REQUIREMENT 1:
In the statement of DeFinetti's representation theorem, what theorem number does the textbook give it?

TEXT EXCERPT:
Statement of the DeFinetti's representation theorem I'm using a standard textbook in statistics [1], and am confused with the statement of the DeFinetti's representation theorem.

Theorem 1.49 (DeFinetti's representation theorem). Let $(S,A,\mu)$ be a probability space, and let $(\mathcal{X},\mathcal{B})$ be a Borel space. For each $n$, let $X_n: S\to \mathcal{X}$ be measurable. The sequence $\{X_n\}_{n=1}^\infty$ is exchangeable if and only if there is a random probability measure $\mathbb{P}$ on $(\mathcal{X},\mathcal{B})$ such that, conditional on $\mathbb{P} = P$, the $X_n$'s are IID with distribution $P$. Furthermore, if the sequence is exchangeable, then the distribution of $\mathbb{P}$ is unique, and $\mathbb{P}_n(B)$ converges to $\mathbb{P}(B)$ almost surely for each $B \in \mathcal{B}$.

PROVIDED MATERIAL:
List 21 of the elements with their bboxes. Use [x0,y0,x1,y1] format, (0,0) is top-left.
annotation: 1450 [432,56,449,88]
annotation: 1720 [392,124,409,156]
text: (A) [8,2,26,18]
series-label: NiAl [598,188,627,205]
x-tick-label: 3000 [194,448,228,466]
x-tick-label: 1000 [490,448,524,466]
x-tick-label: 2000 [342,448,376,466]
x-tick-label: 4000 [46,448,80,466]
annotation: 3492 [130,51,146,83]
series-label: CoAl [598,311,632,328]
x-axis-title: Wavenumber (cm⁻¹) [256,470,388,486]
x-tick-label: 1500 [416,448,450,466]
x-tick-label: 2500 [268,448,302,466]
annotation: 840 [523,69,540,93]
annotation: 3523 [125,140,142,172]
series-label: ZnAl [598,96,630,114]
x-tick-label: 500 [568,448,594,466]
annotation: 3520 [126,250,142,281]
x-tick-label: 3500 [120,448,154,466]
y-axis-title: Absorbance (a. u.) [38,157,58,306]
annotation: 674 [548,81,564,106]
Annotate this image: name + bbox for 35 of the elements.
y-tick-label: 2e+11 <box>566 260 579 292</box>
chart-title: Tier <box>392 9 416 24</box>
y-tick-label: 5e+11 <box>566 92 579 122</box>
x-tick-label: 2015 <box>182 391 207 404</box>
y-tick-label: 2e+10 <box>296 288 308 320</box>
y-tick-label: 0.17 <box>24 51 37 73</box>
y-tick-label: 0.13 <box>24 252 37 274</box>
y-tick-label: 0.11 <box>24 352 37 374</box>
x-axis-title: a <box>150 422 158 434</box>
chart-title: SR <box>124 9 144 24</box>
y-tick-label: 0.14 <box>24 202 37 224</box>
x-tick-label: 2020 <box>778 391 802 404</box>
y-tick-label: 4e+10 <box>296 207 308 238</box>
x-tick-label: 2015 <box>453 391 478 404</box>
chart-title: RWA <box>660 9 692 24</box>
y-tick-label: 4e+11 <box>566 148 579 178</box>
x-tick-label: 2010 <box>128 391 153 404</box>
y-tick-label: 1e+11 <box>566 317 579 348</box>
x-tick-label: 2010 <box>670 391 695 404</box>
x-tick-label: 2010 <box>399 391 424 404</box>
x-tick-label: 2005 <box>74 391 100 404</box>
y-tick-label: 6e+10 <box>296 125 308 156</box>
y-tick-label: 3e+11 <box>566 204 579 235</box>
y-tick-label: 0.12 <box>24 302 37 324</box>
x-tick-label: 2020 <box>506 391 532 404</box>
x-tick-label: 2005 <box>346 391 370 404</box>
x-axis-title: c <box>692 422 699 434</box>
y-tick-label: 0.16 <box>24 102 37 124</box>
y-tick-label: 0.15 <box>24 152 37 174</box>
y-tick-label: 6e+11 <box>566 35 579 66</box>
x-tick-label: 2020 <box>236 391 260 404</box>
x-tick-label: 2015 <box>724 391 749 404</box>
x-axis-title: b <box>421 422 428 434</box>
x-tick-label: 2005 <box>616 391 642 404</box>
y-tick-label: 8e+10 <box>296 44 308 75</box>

REQUIREMENT 2:
Rewrite the listing as a JSON list of strings, one string per line and no blank lines. Start at the first line of the listing and go up to and including the line with "y-tick-label: 0.12 <box>24 302 37 324</box>".

OUTPUT 1:
Theorem 1.49.

OUTPUT 2:
[
  "List 21 of the elements with their bboxes. Use [x0,y0,x1,y1] format, (0,0) is top-left.",
  "annotation: 1450 [432,56,449,88]",
  "annotation: 1720 [392,124,409,156]",
  "text: (A) [8,2,26,18]",
  "series-label: NiAl [598,188,627,205]",
  "x-tick-label: 3000 [194,448,228,466]",
  "x-tick-label: 1000 [490,448,524,466]",
  "x-tick-label: 2000 [342,448,376,466]",
  "x-tick-label: 4000 [46,448,80,466]",
  "annotation: 3492 [130,51,146,83]",
  "series-label: CoAl [598,311,632,328]",
  "x-axis-title: Wavenumber (cm⁻¹) [256,470,388,486]",
  "x-tick-label: 1500 [416,448,450,466]",
  "x-tick-label: 2500 [268,448,302,466]",
  "annotation: 840 [523,69,540,93]",
  "annotation: 3523 [125,140,142,172]",
  "series-label: ZnAl [598,96,630,114]",
  "x-tick-label: 500 [568,448,594,466]",
  "annotation: 3520 [126,250,142,281]",
  "x-tick-label: 3500 [120,448,154,466]",
  "y-axis-title: Absorbance (a. u.) [38,157,58,306]",
  "annotation: 674 [548,81,564,106]",
  "Annotate this image: name + bbox for 35 of the elements.",
  "y-tick-label: 2e+11 <box>566 260 579 292</box>",
  "chart-title: Tier <box>392 9 416 24</box>",
  "y-tick-label: 5e+11 <box>566 92 579 122</box>",
  "x-tick-label: 2015 <box>182 391 207 404</box>",
  "y-tick-label: 2e+10 <box>296 288 308 320</box>",
  "y-tick-label: 0.17 <box>24 51 37 73</box>",
  "y-tick-label: 0.13 <box>24 252 37 274</box>",
  "y-tick-label: 0.11 <box>24 352 37 374</box>",
  "x-axis-title: a <box>150 422 158 434</box>",
  "chart-title: SR <box>124 9 144 24</box>",
  "y-tick-label: 0.14 <box>24 202 37 224</box>",
  "x-tick-label: 2020 <box>778 391 802 404</box>",
  "y-tick-label: 4e+10 <box>296 207 308 238</box>",
  "x-tick-label: 2015 <box>453 391 478 404</box>",
  "chart-title: RWA <box>660 9 692 24</box>",
  "y-tick-label: 4e+11 <box>566 148 579 178</box>",
  "x-tick-label: 2010 <box>128 391 153 404</box>",
  "y-tick-label: 1e+11 <box>566 317 579 348</box>",
  "x-tick-label: 2010 <box>670 391 695 404</box>",
  "x-tick-label: 2010 <box>399 391 424 404</box>",
  "x-tick-label: 2005 <box>74 391 100 404</box>",
  "y-tick-label: 6e+10 <box>296 125 308 156</box>",
  "y-tick-label: 3e+11 <box>566 204 579 235</box>",
  "y-tick-label: 0.12 <box>24 302 37 324</box>"
]